_Required task_
Repeat the material exactly as it appears.

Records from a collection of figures
++++++
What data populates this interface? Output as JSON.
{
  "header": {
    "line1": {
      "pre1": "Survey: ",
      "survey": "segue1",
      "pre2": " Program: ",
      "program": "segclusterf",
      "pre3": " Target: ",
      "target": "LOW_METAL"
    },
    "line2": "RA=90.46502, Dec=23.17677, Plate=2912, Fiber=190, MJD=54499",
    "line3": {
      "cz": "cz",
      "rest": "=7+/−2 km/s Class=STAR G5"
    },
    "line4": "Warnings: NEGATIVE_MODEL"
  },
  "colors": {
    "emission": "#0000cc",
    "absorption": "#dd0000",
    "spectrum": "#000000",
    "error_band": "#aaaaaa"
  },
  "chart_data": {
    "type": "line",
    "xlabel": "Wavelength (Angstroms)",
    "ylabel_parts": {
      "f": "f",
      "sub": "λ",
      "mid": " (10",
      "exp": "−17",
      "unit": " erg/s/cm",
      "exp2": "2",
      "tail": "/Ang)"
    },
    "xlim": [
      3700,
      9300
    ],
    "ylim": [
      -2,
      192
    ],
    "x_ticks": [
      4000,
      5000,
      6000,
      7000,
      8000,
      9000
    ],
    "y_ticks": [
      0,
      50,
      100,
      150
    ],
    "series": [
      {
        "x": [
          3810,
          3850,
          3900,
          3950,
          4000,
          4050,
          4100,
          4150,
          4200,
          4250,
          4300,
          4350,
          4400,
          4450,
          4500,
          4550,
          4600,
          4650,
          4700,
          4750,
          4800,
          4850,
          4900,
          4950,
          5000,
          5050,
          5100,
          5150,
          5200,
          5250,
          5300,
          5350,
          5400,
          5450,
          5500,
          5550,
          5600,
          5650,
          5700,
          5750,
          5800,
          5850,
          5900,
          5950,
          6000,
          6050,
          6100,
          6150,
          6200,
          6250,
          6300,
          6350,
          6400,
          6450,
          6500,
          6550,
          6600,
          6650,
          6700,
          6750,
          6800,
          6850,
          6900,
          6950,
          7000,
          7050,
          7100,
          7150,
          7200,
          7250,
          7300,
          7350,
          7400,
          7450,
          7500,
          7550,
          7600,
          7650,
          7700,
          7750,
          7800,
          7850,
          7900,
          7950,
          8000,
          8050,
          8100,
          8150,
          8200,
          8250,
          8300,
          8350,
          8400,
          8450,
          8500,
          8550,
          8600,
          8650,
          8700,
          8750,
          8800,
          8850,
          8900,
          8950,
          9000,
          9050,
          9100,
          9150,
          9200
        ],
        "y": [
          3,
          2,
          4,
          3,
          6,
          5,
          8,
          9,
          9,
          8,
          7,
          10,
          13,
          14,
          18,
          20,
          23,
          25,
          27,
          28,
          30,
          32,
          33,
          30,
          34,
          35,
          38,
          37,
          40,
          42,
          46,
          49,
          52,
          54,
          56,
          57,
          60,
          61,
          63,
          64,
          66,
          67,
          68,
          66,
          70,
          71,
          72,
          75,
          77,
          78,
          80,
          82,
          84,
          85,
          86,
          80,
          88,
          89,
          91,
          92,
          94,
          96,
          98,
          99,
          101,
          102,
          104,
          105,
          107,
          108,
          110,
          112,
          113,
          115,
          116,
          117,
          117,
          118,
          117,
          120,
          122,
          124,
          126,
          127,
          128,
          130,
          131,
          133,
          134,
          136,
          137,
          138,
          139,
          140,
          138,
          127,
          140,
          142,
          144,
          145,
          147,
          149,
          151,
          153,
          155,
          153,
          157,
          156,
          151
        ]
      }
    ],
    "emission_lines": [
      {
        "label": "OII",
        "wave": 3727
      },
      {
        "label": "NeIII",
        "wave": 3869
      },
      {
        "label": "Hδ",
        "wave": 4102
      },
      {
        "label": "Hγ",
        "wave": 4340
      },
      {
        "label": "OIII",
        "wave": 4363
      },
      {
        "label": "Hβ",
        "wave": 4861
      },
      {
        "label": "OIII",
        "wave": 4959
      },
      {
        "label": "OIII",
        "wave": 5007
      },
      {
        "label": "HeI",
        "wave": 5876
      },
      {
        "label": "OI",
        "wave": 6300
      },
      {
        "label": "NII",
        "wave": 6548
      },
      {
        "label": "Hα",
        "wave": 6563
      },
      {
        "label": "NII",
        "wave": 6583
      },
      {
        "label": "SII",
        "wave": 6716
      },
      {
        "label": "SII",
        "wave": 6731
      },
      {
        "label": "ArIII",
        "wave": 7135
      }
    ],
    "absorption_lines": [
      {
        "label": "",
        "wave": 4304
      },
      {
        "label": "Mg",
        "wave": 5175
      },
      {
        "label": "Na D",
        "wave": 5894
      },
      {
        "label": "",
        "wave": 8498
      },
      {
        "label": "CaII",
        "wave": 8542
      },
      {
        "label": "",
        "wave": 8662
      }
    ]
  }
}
++++++
_Solution_
What data populates this interface? Output as JSON.
{
  "header": {
    "line1": {
      "pre1": "Survey: ",
      "survey": "segue1",
      "pre2": " Program: ",
      "program": "segclusterf",
      "pre3": " Target: ",
      "target": "LOW_METAL"
    },
    "line2": "RA=90.46502, Dec=23.17677, Plate=2912, Fiber=190, MJD=54499",
    "line3": {
      "cz": "cz",
      "rest": "=7+/−2 km/s Class=STAR G5"
    },
    "line4": "Warnings: NEGATIVE_MODEL"
  },
  "colors": {
    "emission": "#0000cc",
    "absorption": "#dd0000",
    "spectrum": "#000000",
    "error_band": "#aaaaaa"
  },
  "chart_data": {
    "type": "line",
    "xlabel": "Wavelength (Angstroms)",
    "ylabel_parts": {
      "f": "f",
      "sub": "λ",
      "mid": " (10",
      "exp": "−17",
      "unit": " erg/s/cm",
      "exp2": "2",
      "tail": "/Ang)"
    },
    "xlim": [
      3700,
      9300
    ],
    "ylim": [
      -2,
      192
    ],
    "x_ticks": [
      4000,
      5000,
      6000,
      7000,
      8000,
      9000
    ],
    "y_ticks": [
      0,
      50,
      100,
      150
    ],
    "series": [
      {
        "x": [
          3810,
          3850,
          3900,
          3950,
          4000,
          4050,
          4100,
          4150,
          4200,
          4250,
          4300,
          4350,
          4400,
          4450,
          4500,
          4550,
          4600,
          4650,
          4700,
          4750,
          4800,
          4850,
          4900,
          4950,
          5000,
          5050,
          5100,
          5150,
          5200,
          5250,
          5300,
          5350,
          5400,
          5450,
          5500,
          5550,
          5600,
          5650,
          5700,
          5750,
          5800,
          5850,
          5900,
          5950,
          6000,
          6050,
          6100,
          6150,
          6200,
          6250,
          6300,
          6350,
          6400,
          6450,
          6500,
          6550,
          6600,
          6650,
          6700,
          6750,
          6800,
          6850,
          6900,
          6950,
          7000,
          7050,
          7100,
          7150,
          7200,
          7250,
          7300,
          7350,
          7400,
          7450,
          7500,
          7550,
          7600,
          7650,
          7700,
          7750,
          7800,
          7850,
          7900,
          7950,
          8000,
          8050,
          8100,
          8150,
          8200,
          8250,
          8300,
          8350,
          8400,
          8450,
          8500,
          8550,
          8600,
          8650,
          8700,
          8750,
          8800,
          8850,
          8900,
          8950,
          9000,
          9050,
          9100,
          9150,
          9200
        ],
        "y": [
          3,
          2,
          4,
          3,
          6,
          5,
          8,
          9,
          9,
          8,
          7,
          10,
          13,
          14,
          18,
          20,
          23,
          25,
          27,
          28,
          30,
          32,
          33,
          30,
          34,
          35,
          38,
          37,
          40,
          42,
          46,
          49,
          52,
          54,
          56,
          57,
          60,
          61,
          63,
          64,
          66,
          67,
          68,
          66,
          70,
          71,
          72,
          75,
          77,
          78,
          80,
          82,
          84,
          85,
          86,
          80,
          88,
          89,
          91,
          92,
          94,
          96,
          98,
          99,
          101,
          102,
          104,
          105,
          107,
          108,
          110,
          112,
          113,
          115,
          116,
          117,
          117,
          118,
          117,
          120,
          122,
          124,
          126,
          127,
          128,
          130,
          131,
          133,
          134,
          136,
          137,
          138,
          139,
          140,
          138,
          127,
          140,
          142,
          144,
          145,
          147,
          149,
          151,
          153,
          155,
          153,
          157,
          156,
          151
        ]
      }
    ],
    "emission_lines": [
      {
        "label": "OII",
        "wave": 3727
      },
      {
        "label": "NeIII",
        "wave": 3869
      },
      {
        "label": "Hδ",
        "wave": 4102
      },
      {
        "label": "Hγ",
        "wave": 4340
      },
      {
        "label": "OIII",
        "wave": 4363
      },
      {
        "label": "Hβ",
        "wave": 4861
      },
      {
        "label": "OIII",
        "wave": 4959
      },
      {
        "label": "OIII",
        "wave": 5007
      },
      {
        "label": "HeI",
        "wave": 5876
      },
      {
        "label": "OI",
        "wave": 6300
      },
      {
        "label": "NII",
        "wave": 6548
      },
      {
        "label": "Hα",
        "wave": 6563
      },
      {
        "label": "NII",
        "wave": 6583
      },
      {
        "label": "SII",
        "wave": 6716
      },
      {
        "label": "SII",
        "wave": 6731
      },
      {
        "label": "ArIII",
        "wave": 7135
      }
    ],
    "absorption_lines": [
      {
        "label": "",
        "wave": 4304
      },
      {
        "label": "Mg",
        "wave": 5175
      },
      {
        "label": "Na D",
        "wave": 5894
      },
      {
        "label": "",
        "wave": 8498
      },
      {
        "label": "CaII",
        "wave": 8542
      },
      {
        "label": "",
        "wave": 8662
      }
    ]
  }
}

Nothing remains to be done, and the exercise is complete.